- Excerpt from a dataset -
====
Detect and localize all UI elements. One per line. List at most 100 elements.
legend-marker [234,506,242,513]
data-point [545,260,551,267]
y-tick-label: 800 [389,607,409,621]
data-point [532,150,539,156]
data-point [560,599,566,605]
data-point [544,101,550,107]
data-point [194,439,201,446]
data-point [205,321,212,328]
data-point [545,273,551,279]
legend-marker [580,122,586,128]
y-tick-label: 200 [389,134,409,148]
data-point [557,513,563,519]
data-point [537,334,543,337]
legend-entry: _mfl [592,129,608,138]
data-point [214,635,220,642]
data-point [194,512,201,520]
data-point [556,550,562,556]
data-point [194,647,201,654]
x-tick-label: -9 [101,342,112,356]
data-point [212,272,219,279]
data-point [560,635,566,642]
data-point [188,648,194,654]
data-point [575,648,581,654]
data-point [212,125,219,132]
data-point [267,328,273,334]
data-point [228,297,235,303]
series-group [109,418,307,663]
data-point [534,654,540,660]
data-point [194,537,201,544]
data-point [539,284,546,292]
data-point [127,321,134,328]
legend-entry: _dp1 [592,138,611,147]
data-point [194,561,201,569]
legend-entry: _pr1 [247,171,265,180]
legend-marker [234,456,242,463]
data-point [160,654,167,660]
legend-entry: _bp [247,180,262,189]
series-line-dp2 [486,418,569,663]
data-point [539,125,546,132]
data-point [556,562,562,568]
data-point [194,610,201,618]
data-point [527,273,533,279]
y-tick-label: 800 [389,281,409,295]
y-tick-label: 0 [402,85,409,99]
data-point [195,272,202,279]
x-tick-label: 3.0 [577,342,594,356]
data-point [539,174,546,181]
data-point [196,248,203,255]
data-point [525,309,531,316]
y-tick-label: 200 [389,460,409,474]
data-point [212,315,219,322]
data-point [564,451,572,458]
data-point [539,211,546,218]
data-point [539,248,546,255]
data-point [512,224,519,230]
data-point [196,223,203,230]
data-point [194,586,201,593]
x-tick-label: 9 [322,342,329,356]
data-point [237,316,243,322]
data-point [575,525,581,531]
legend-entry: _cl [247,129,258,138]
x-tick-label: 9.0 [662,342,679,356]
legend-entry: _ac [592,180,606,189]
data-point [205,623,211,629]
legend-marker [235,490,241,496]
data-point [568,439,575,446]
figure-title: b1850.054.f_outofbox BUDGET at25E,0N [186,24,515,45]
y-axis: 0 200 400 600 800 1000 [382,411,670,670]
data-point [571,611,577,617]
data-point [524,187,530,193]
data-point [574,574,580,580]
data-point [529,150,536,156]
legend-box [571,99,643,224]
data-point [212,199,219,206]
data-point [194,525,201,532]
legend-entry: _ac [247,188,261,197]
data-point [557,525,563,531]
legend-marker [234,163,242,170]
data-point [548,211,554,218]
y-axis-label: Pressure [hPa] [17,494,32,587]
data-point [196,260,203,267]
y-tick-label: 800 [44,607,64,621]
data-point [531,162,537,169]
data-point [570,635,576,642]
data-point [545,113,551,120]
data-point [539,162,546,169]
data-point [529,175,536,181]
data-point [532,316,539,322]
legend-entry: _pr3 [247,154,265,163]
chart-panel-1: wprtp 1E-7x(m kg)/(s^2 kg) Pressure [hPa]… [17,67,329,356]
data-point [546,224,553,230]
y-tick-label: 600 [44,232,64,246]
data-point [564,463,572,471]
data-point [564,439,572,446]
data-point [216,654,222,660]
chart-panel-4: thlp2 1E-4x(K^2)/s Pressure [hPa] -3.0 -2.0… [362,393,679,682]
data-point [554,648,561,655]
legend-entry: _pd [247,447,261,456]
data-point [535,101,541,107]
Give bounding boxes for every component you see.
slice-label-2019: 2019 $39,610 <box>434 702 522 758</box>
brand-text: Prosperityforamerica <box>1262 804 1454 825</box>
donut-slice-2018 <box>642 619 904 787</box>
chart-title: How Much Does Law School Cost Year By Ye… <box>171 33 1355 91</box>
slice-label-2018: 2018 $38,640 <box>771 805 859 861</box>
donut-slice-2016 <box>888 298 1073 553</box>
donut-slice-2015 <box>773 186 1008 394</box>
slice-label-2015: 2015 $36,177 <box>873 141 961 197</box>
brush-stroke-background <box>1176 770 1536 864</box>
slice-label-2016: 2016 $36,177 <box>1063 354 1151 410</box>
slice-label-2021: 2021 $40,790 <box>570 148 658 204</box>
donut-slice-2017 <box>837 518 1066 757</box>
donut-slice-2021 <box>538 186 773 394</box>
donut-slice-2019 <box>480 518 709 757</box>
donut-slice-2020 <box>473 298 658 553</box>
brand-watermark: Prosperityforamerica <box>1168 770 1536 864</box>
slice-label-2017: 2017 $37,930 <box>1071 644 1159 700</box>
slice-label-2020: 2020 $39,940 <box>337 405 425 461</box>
====
- Goal -
Reproduce the lines from the first one up to and including the line with "data-point [194,512,201,520]".

- Response -
Detect and localize all UI elements. One per line. List at most 100 elements.
legend-marker [234,506,242,513]
data-point [545,260,551,267]
y-tick-label: 800 [389,607,409,621]
data-point [532,150,539,156]
data-point [560,599,566,605]
data-point [544,101,550,107]
data-point [194,439,201,446]
data-point [205,321,212,328]
data-point [545,273,551,279]
legend-marker [580,122,586,128]
y-tick-label: 200 [389,134,409,148]
data-point [557,513,563,519]
data-point [537,334,543,337]
legend-entry: _mfl [592,129,608,138]
data-point [214,635,220,642]
data-point [194,512,201,520]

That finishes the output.